§ 简短任务 A
根据下面关于HBase表操作的节选，回答以下问题：
(i) 用原生API删除表格需要几步？
(ii) 删除表格之前需要先对表做什么？
(iii) 如果表不存在，main方法会打印什么内容？
§ 简短任务 B
列出下面关于HBase表操作的节选中通过admin对象调用的全部方法，重复出现的只写一次。
§ 简短任务 C
请接着下面关于HBase表操作的节选的最后一行往下续写。

── 节选 ──

原生API删除表格是需要两步,下面代码封装后只需要执行一步,但是实际工作中一般不会封装删除表的方法,只是演示,在大数据场景中,误删除表格会造成很大的数据损失。

scala
import org.apache.hadoop.hbase.TableName
import org.slf4j.LoggerFactory

object HBaseDML5 {

  val logger = LoggerFactory.getLogger(HBaseDML5.getClass)
  val connection = HBaseConnection.connection

  private def isExistTable(nameSpace: String, tableName: String): Boolean = {
    val admin = connection.getAdmin
    val flag = admin.tableExists(TableName.valueOf(nameSpace, tableName))
    admin.close()
    flag
  }

  def main(args: Array[String]): Unit = {
    try {
      if (isExistTable("bigdata", "user")) {
        // 表存在
        val result = deleteTable("bigdata", "user")
        println(result)
      } else {
        println("不存在表")
      }
    } catch {
      case e: Exception =>
        logger.error("存在判断报错", e)
    }
    HBaseConnection.closeConn();
  }

  private def deleteTable(namespace: String, tableName: String) = {
    val admin = connection.getAdmin
    val table = TableName.valueOf(namespace, tableName)
    // 删除表格之前需要标记表不可用
    admin.disableTable(table)
    admin.deleteTable(table)
    // 关闭admin
    admin.close()
    "删除成功"
  }
}

7. 写入数据

scala
object HBaseDDL1 {

  val logger = LoggerFactory.getLogger(HBaseDML5.getClass)

───
── 记录数据 ──

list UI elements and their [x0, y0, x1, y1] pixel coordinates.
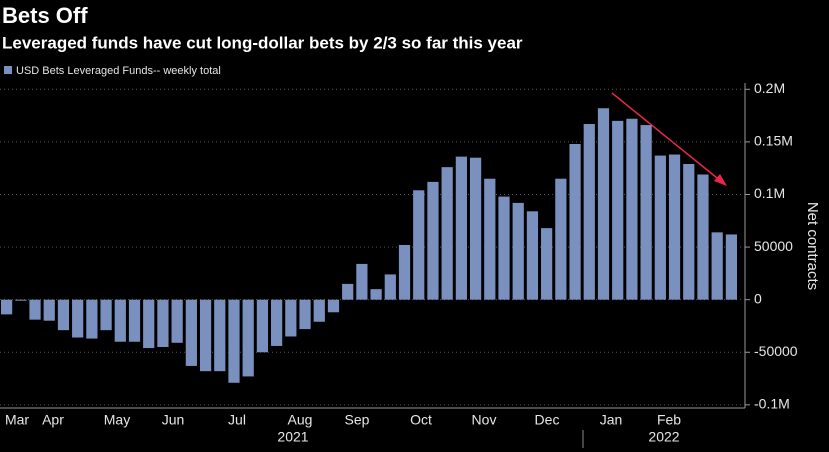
- bar: [342, 283, 354, 300]
- bar: [441, 167, 453, 300]
- x-tick-label: Jul: [228, 412, 246, 428]
- bar: [370, 289, 382, 300]
- bar: [228, 299, 240, 383]
- bar: [526, 211, 539, 300]
- bar: [256, 299, 269, 353]
- bar: [654, 155, 666, 300]
- bar: [356, 263, 368, 300]
- bar: [612, 120, 624, 300]
- bar: [29, 299, 41, 320]
- bar: [683, 163, 695, 300]
- bar: [711, 232, 723, 300]
- bar: [1, 299, 13, 315]
- bar: [413, 190, 425, 300]
- x-tick-label: Jun: [162, 412, 185, 428]
- x-tick-label: Jan: [600, 412, 623, 428]
- bar: [384, 274, 396, 300]
- bar: [725, 234, 737, 300]
- bar: [15, 299, 27, 301]
- bar: [583, 124, 595, 300]
- bar: [398, 244, 411, 300]
- chart-title: Bets Off: [2, 3, 88, 28]
- bar: [86, 299, 98, 339]
- bar: [299, 299, 311, 330]
- x-tick-label: Mar: [5, 412, 29, 428]
- legend-label: USD Bets Leveraged Funds-- weekly total: [16, 65, 221, 77]
- bar: [72, 299, 84, 338]
- bar: [285, 299, 297, 337]
- bar: [271, 299, 283, 346]
- bar: [484, 178, 496, 300]
- x-tick-label: Apr: [42, 412, 64, 428]
- y-tick-label: 0.1M: [754, 185, 785, 201]
- bar: [668, 154, 681, 300]
- bar: [541, 228, 553, 300]
- bar: [199, 299, 212, 372]
- bar: [512, 202, 524, 300]
- bar: [455, 156, 467, 300]
- bar: [498, 196, 510, 300]
- x-tick-label: Feb: [657, 412, 681, 428]
- y-tick-label: 0: [754, 290, 762, 306]
- bar: [57, 299, 70, 331]
- bar: [469, 157, 482, 300]
- bar: [143, 299, 155, 349]
- bar: [697, 174, 709, 300]
- arrow-head: [714, 174, 727, 186]
- bar: [640, 125, 652, 300]
- chart-subtitle: Leveraged funds have cut long-dollar bet…: [2, 33, 523, 52]
- bar: [427, 181, 439, 300]
- bar: [214, 299, 226, 372]
- bar: [242, 299, 254, 377]
- y-tick-label: 0.15M: [754, 133, 793, 149]
- bar: [313, 299, 325, 322]
- bar: [597, 108, 610, 300]
- y-tick-label: -0.1M: [754, 396, 790, 412]
- y-tick-label: 0.2M: [754, 80, 785, 96]
- y-tick-label: 50000: [754, 238, 793, 254]
- bar: [569, 144, 581, 300]
- legend-swatch: [4, 66, 12, 74]
- bar: [157, 299, 169, 347]
- bar: [555, 178, 567, 300]
- y-axis-title: Net contracts: [804, 202, 821, 290]
- bar: [171, 299, 183, 343]
- bar: [114, 299, 126, 342]
- x-tick-label: Sep: [345, 412, 370, 428]
- bar: [100, 299, 112, 331]
- bar: [128, 299, 141, 342]
- y-tick-label: -50000: [754, 343, 798, 359]
- bar: [327, 299, 340, 313]
- x-tick-label: May: [104, 412, 130, 428]
- x-tick-label: Dec: [535, 412, 560, 428]
- trend-arrow: [611, 92, 723, 183]
- x-tick-label: Oct: [410, 412, 432, 428]
- bar: [185, 299, 197, 366]
- year-label: 2022: [648, 429, 679, 445]
- year-label: 2021: [277, 429, 308, 445]
- x-tick-label: Nov: [472, 412, 497, 428]
- x-tick-label: Aug: [288, 412, 313, 428]
- bar: [626, 118, 638, 300]
- bar: [43, 299, 55, 321]
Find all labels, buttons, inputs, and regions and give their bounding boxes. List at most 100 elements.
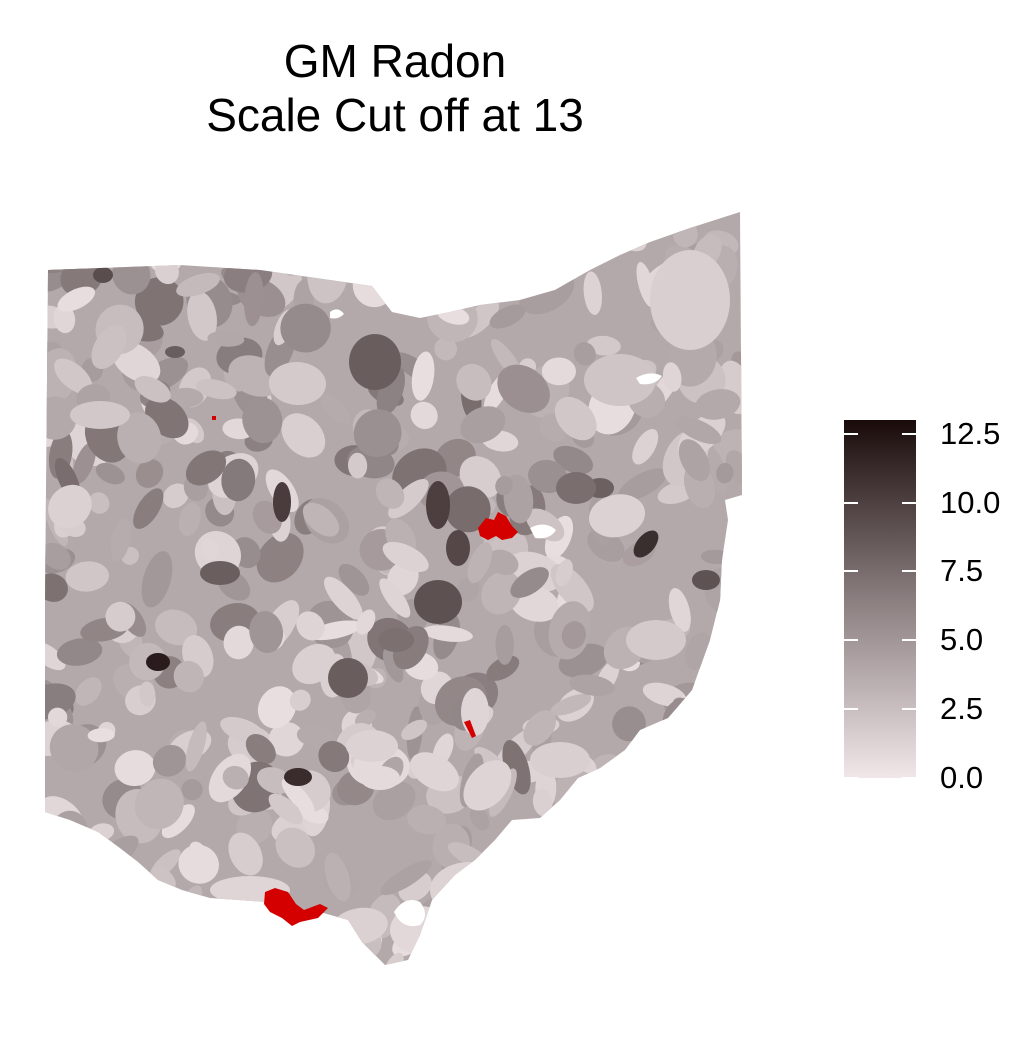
zip-code-area bbox=[550, 694, 592, 716]
zip-code-area bbox=[509, 888, 556, 934]
zip-code-area bbox=[91, 325, 127, 369]
lake-hole bbox=[330, 309, 344, 319]
zip-code-area bbox=[574, 861, 617, 916]
zip-code-area bbox=[110, 518, 132, 562]
zip-code-area bbox=[114, 750, 156, 787]
zip-code-area bbox=[632, 428, 659, 465]
zip-code-area bbox=[178, 502, 201, 537]
zip-code-area bbox=[45, 917, 88, 962]
zip-code-area bbox=[347, 212, 401, 237]
zip-code-area bbox=[704, 882, 733, 912]
zip-code-area bbox=[296, 724, 335, 748]
zip-code-area bbox=[510, 567, 549, 598]
zip-code-area bbox=[134, 376, 171, 403]
zip-code-area bbox=[72, 442, 96, 484]
high-radon-area bbox=[426, 481, 450, 529]
high-radon-area bbox=[93, 267, 113, 283]
zip-code-area bbox=[424, 223, 471, 267]
zip-code-area bbox=[495, 624, 514, 665]
zip-code-area bbox=[222, 765, 249, 790]
zip-code-area bbox=[716, 894, 740, 926]
zip-code-area bbox=[141, 551, 173, 608]
high-radon-area bbox=[349, 334, 401, 390]
zip-code-area bbox=[559, 903, 592, 937]
legend-tick bbox=[844, 708, 858, 711]
zip-code-area bbox=[135, 459, 164, 488]
zip-code-area bbox=[176, 272, 220, 297]
zip-code-area bbox=[105, 601, 136, 632]
zip-code-area bbox=[48, 484, 92, 529]
zip-code-area bbox=[497, 364, 550, 413]
zip-code-area bbox=[45, 573, 68, 602]
zip-code-area bbox=[495, 475, 513, 496]
zip-code-area bbox=[162, 483, 189, 509]
zip-code-area bbox=[160, 889, 190, 936]
zip-code-area bbox=[379, 578, 411, 618]
zip-code-area bbox=[229, 944, 274, 965]
zip-code-area bbox=[207, 331, 245, 347]
zip-code-area bbox=[45, 396, 77, 440]
zip-code-area bbox=[249, 610, 284, 654]
zip-code-area bbox=[45, 542, 71, 570]
zip-code-area bbox=[672, 787, 698, 832]
zip-code-area bbox=[434, 222, 455, 239]
zip-code-area bbox=[294, 224, 319, 267]
zip-code-area bbox=[373, 235, 400, 266]
zip-code-area bbox=[320, 394, 351, 424]
zip-code-area bbox=[372, 781, 416, 821]
zip-code-area bbox=[561, 838, 585, 863]
zip-code-area bbox=[664, 783, 708, 827]
high-radon-areas bbox=[93, 267, 720, 786]
zip-code-area bbox=[347, 452, 368, 479]
over-cutoff-areas bbox=[212, 416, 518, 926]
zip-code-area bbox=[449, 212, 482, 237]
title-line-2: Scale Cut off at 13 bbox=[206, 89, 584, 141]
high-radon-area bbox=[328, 658, 368, 698]
zip-code-area bbox=[664, 886, 690, 912]
zip-code-area bbox=[408, 260, 447, 299]
legend-tick-label: 5.0 bbox=[940, 622, 984, 658]
legend-tick bbox=[844, 501, 858, 504]
zip-code-area bbox=[701, 676, 729, 705]
legend-tick-label: 2.5 bbox=[940, 691, 984, 727]
zip-code-area bbox=[596, 934, 623, 957]
high-radon-area bbox=[446, 530, 470, 566]
zip-code-area bbox=[278, 251, 324, 269]
zip-code-area bbox=[690, 735, 736, 774]
zip-code-area bbox=[489, 851, 532, 876]
zip-code-area bbox=[546, 854, 567, 877]
zip-code-area bbox=[87, 728, 115, 743]
zip-code-area bbox=[53, 304, 76, 334]
legend-tick bbox=[844, 432, 858, 435]
zip-code-area bbox=[178, 844, 220, 884]
zip-code-area bbox=[410, 752, 460, 792]
low-radon-area bbox=[584, 354, 656, 406]
zip-code-area bbox=[532, 788, 553, 817]
high-radon-area bbox=[146, 653, 170, 671]
zip-code-area bbox=[486, 655, 520, 681]
zip-code-area bbox=[523, 710, 557, 746]
zip-code-area bbox=[329, 954, 375, 965]
color-bar bbox=[844, 420, 916, 778]
zip-code-area bbox=[195, 378, 237, 400]
zip-code-area bbox=[109, 212, 125, 226]
title-line-1: GM Radon bbox=[283, 35, 507, 87]
zip-code-area bbox=[126, 908, 165, 947]
over-cutoff-area bbox=[212, 416, 216, 420]
zip-code-area bbox=[689, 816, 734, 874]
zip-code-area bbox=[268, 361, 326, 406]
zip-code-area bbox=[476, 222, 520, 251]
zip-code-area bbox=[242, 397, 283, 444]
zip-code-area bbox=[541, 357, 577, 386]
zip-code-area bbox=[467, 542, 493, 584]
zip-code-area bbox=[52, 229, 92, 261]
zip-code-area bbox=[486, 549, 519, 575]
high-radon-area bbox=[378, 628, 414, 652]
zip-code-area bbox=[427, 212, 460, 233]
zip-code-area bbox=[45, 236, 72, 261]
zip-code-area bbox=[554, 396, 597, 441]
zip-code-area bbox=[460, 406, 506, 444]
zip-code-area bbox=[324, 852, 351, 902]
zip-code-area bbox=[410, 401, 438, 430]
low-radon-area bbox=[346, 730, 398, 762]
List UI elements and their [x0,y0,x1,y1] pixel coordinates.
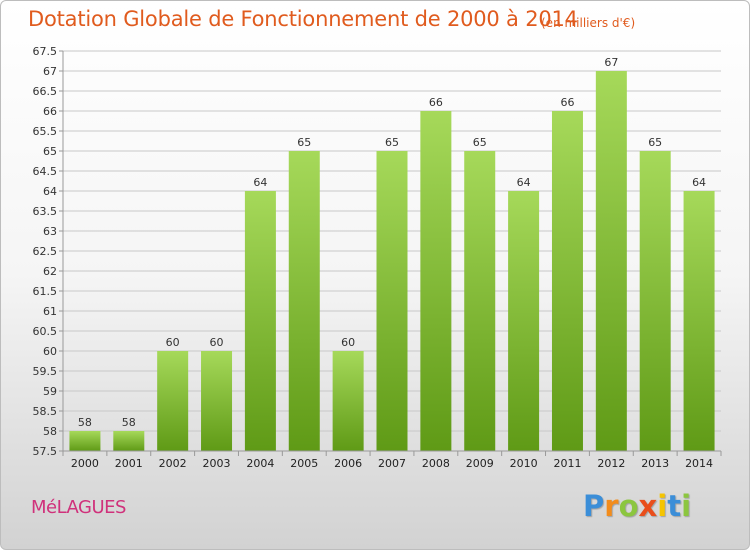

───

§ 正确答案 A
(i) 两步。
(ii) 标记表不可用。
(iii) 不存在表

§ 正确答案 B
tableExists、close、disableTable、deleteTable

§ 正确答案 C
  val connection = HBaseConnection.connection

  private def isExistTable(nameSpace: String, tableName: String): Boolean = {
    val admin = connection.getAdmin
    val flag = admin.tableExists(TableName.valueOf(nameSpace, tableName))
    admin.close()
    flag
  }

  def main(args: Array[String]): Unit = {
    try {
      if (isExistTable("bigdata", "user")) {
        // 表存在
        putCell("bigdata", "user","1001", "info", "name", "张三")
        putCell("bigdata", "user","1001", "info", "age", "28")
        println("插入完成")
      } else {
        println("不存在表")
      }
    } catch {
      case e: Exception =>
        logger.error("存在判断报错", e)
    }
    HBaseConnection.closeConn();
  }

  /**
   * @param namespace 命名空间
   * @param tableName 表名称
   * @param rowKey 主键
   * @param columFamily  列族
   * @param columnName  字段名称
   * @param data  字段值
   */
  private def putCell(namespace: String, tableName: String, rowKey: String, columFamily: String, columnName: String, data:String) = {
    val table = connection.getTable(TableName.valueOf(namespace, tableName))
    // 创建put对象
    val put = new client.Put(Bytes.toBytes(rowKey))
    // 给put添加数据
    put.addColumn(Bytes.toBytes(columFamily), Bytes.toBytes(columnName), Bytes.toBytes(data))
    // 将数据写入
    table.put(put)
    table.close()
  }
}

执行完毕后查看:
Alt text

8. 读取数据

8.1 读取单列数据

scala
object HBaseDDL2 {

  val logger = LoggerFactory.getLogger(HBaseDML5.getClass)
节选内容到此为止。